[Saved entries]

-- begin --

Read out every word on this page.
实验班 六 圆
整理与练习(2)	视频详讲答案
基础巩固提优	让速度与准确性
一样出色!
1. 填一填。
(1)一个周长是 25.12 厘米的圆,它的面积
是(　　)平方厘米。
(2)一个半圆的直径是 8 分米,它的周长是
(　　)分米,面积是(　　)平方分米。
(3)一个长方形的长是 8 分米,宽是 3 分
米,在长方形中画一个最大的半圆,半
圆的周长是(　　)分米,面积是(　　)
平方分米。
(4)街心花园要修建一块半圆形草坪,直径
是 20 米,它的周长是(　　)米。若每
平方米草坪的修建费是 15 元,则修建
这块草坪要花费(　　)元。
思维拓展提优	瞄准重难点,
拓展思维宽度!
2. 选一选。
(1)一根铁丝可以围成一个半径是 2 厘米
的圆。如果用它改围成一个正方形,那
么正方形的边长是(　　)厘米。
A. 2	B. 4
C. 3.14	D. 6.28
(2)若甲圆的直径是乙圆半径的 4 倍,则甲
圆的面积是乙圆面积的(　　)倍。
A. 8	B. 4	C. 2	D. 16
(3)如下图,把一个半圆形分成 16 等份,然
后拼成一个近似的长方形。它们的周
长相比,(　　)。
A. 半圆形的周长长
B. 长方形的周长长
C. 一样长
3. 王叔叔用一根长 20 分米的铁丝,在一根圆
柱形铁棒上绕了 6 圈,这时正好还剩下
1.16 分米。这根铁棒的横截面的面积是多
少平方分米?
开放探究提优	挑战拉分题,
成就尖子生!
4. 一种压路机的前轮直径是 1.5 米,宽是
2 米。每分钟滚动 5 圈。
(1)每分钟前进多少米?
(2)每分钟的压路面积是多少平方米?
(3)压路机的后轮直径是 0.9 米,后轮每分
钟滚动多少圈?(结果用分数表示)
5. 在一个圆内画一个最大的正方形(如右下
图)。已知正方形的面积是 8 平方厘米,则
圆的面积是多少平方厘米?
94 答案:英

-- end --
-- begin --

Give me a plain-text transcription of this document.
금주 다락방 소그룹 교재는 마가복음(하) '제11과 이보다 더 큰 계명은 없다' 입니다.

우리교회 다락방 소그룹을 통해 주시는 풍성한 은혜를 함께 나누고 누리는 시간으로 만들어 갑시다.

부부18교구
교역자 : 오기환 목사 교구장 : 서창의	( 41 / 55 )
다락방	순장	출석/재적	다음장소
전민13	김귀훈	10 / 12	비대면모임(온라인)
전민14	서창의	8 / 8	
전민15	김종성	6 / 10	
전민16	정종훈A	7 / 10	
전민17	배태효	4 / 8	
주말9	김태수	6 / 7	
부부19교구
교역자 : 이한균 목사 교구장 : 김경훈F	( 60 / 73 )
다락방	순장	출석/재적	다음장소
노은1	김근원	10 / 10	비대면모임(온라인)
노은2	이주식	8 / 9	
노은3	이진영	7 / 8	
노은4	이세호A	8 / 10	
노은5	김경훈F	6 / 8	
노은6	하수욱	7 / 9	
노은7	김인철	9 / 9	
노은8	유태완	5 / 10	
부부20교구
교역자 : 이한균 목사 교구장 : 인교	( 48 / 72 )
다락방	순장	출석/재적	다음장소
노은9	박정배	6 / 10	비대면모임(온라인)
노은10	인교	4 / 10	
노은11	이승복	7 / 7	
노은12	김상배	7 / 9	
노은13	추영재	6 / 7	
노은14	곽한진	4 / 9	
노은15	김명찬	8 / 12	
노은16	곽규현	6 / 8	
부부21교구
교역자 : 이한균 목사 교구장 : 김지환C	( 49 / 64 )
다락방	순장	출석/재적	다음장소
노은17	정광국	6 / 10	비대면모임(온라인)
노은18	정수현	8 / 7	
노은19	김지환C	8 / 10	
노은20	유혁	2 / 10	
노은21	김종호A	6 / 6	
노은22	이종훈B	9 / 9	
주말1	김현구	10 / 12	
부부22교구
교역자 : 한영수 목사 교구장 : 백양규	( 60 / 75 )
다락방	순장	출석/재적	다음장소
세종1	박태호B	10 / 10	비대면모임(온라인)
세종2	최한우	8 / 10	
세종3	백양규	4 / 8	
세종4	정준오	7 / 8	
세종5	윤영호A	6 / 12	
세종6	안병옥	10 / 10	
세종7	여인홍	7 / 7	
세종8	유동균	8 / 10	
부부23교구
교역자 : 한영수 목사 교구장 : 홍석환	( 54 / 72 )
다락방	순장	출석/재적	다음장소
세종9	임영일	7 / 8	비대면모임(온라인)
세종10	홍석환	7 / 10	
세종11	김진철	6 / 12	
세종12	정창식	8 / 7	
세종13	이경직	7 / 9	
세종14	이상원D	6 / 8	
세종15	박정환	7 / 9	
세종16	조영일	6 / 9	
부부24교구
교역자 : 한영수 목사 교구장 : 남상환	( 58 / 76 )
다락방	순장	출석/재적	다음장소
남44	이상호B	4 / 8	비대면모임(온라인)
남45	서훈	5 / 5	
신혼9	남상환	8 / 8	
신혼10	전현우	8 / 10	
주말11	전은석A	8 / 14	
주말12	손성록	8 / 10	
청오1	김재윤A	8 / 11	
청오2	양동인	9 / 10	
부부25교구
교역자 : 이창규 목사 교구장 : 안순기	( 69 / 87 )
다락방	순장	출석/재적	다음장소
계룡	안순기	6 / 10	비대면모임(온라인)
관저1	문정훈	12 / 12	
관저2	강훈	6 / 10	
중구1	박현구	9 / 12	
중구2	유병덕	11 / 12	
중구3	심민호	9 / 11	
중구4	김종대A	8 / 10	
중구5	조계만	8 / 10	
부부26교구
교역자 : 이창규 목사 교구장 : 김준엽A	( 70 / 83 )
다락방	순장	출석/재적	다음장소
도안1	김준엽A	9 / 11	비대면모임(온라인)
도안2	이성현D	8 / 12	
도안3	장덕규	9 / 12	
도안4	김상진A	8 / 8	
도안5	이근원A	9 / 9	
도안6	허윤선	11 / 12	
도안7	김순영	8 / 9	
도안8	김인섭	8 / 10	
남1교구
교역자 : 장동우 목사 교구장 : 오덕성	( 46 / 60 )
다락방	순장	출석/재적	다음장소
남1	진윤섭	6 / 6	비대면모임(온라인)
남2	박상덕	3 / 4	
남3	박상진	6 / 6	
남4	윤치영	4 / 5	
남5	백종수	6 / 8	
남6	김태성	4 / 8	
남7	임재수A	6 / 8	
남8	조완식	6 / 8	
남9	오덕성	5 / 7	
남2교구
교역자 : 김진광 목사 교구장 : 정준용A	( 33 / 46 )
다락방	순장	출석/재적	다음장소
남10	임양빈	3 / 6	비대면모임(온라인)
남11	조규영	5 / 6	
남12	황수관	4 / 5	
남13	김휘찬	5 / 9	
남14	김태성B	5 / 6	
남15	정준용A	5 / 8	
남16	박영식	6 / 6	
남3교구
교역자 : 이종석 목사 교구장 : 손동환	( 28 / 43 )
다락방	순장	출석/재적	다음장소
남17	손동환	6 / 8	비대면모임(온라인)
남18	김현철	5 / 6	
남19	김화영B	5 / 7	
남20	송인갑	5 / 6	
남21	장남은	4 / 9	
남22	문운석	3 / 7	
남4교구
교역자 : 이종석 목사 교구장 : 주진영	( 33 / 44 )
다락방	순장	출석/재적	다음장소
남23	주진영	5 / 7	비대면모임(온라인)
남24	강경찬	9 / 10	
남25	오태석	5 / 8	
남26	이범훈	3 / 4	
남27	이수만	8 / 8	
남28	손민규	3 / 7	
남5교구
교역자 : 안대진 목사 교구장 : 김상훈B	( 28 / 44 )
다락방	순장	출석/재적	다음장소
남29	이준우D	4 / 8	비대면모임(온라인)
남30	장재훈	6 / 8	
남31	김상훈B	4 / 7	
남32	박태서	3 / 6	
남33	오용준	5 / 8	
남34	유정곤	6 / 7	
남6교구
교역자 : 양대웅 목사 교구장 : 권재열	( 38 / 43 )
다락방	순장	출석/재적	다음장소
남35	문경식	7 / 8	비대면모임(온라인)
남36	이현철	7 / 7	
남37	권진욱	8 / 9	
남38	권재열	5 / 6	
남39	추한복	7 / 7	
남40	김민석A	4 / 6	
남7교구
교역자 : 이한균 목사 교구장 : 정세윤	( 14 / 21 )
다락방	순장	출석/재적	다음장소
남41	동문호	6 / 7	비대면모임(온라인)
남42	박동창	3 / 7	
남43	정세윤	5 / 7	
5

-- end --
-- begin --

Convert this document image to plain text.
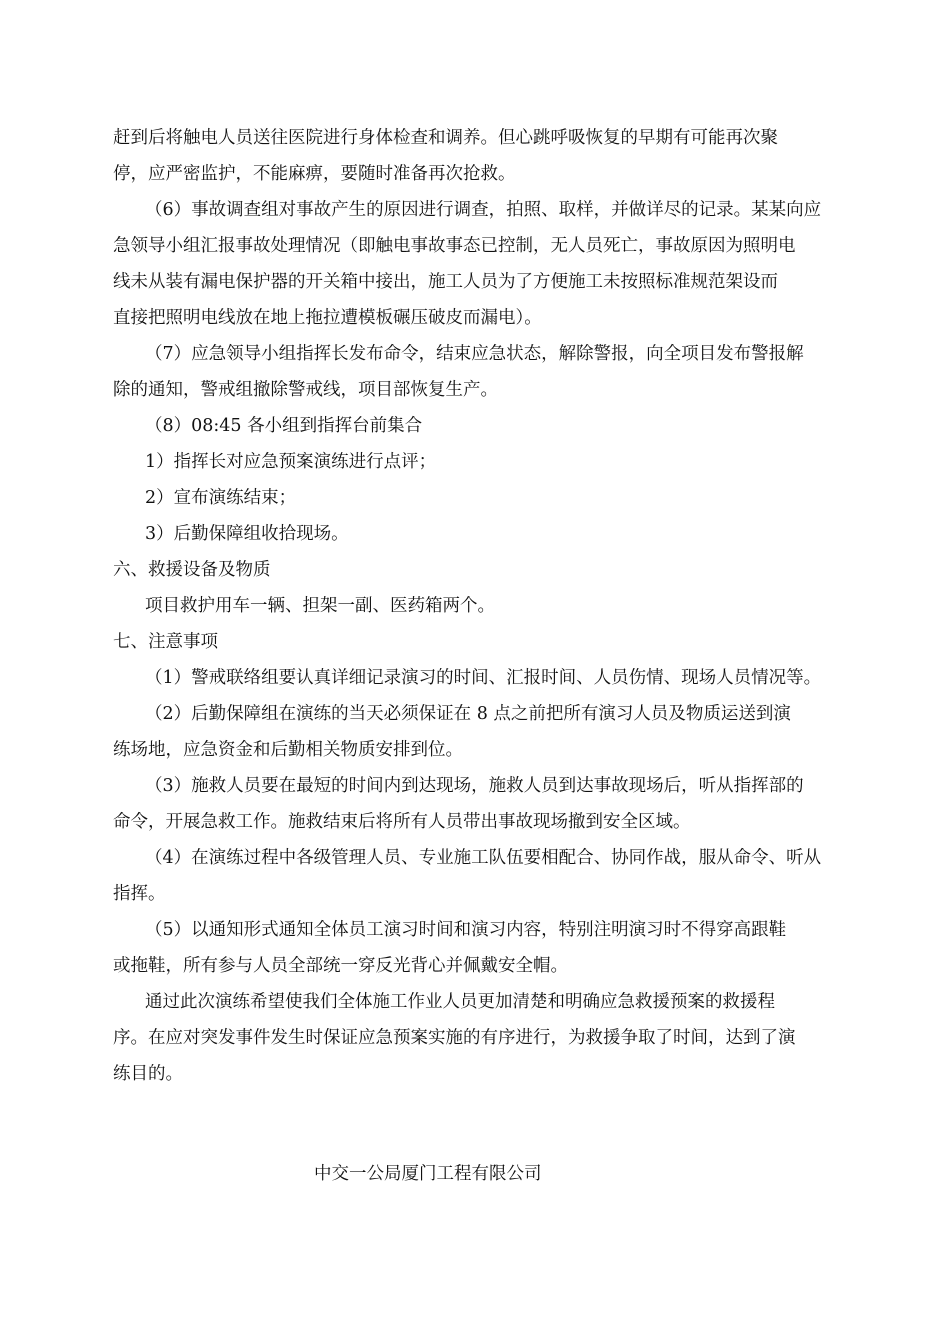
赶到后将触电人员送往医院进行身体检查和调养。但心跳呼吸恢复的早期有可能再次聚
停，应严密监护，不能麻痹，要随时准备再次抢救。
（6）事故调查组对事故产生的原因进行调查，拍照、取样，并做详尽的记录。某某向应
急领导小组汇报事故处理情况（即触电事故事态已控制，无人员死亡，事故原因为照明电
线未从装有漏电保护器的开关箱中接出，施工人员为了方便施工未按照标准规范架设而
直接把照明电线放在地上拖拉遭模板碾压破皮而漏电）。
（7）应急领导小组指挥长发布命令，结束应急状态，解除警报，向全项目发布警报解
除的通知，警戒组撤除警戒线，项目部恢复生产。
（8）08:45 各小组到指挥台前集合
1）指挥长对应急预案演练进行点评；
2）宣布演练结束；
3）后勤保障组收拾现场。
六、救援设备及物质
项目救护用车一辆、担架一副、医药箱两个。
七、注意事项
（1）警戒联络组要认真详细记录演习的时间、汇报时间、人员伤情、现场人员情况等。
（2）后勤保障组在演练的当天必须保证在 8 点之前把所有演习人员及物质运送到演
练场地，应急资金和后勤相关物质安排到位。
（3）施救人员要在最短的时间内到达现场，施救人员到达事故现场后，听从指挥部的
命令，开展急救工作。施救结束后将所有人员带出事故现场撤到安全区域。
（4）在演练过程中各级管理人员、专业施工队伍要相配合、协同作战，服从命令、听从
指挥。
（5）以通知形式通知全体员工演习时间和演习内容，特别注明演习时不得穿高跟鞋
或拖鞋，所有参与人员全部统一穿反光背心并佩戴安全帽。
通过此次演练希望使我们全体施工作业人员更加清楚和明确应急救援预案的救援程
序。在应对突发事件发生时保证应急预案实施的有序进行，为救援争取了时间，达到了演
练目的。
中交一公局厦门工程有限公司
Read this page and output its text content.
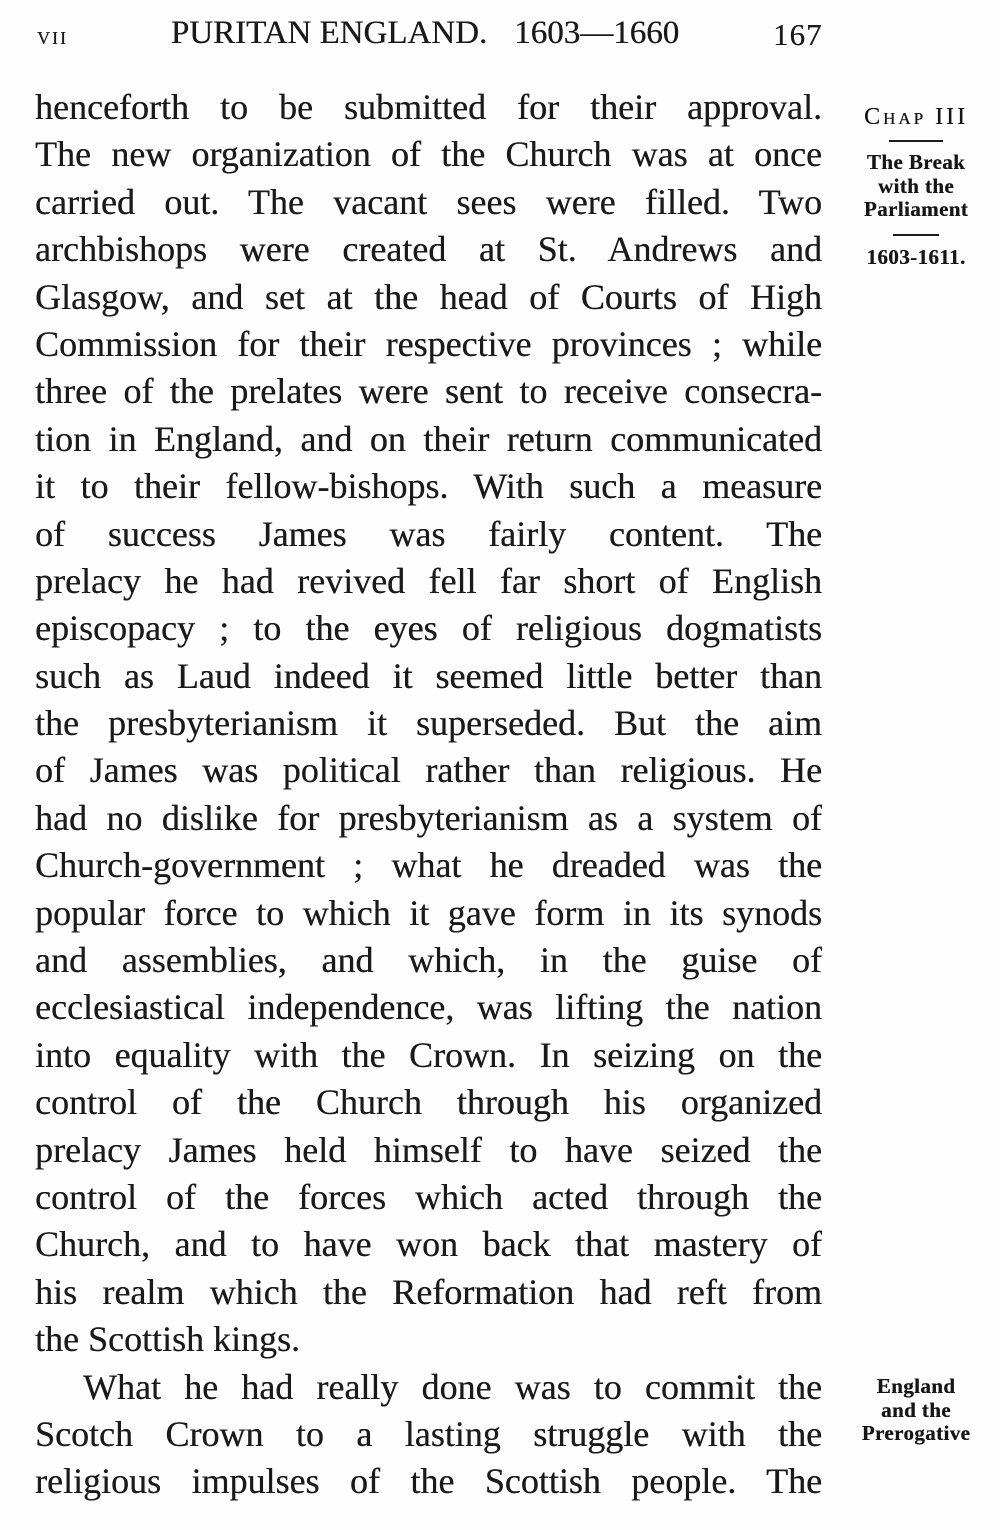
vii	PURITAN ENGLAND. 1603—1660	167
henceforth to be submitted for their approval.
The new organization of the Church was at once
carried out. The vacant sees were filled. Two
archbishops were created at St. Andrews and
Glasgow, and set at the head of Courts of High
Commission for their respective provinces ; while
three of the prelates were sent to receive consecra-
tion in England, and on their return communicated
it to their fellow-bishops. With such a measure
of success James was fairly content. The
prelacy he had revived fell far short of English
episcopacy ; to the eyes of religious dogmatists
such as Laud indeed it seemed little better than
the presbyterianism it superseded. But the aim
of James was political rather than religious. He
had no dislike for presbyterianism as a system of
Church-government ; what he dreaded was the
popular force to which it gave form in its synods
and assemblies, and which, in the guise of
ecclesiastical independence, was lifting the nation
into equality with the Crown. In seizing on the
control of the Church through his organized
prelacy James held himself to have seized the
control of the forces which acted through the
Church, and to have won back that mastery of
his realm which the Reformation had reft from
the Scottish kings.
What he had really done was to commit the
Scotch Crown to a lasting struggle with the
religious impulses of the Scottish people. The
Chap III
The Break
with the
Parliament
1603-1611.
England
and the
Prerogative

-- end --

TASK OBJECTIVE: Tally up the lines in the preceding listing that contain the string "through". Respond with the number and nothing else.

SOLUTION: 2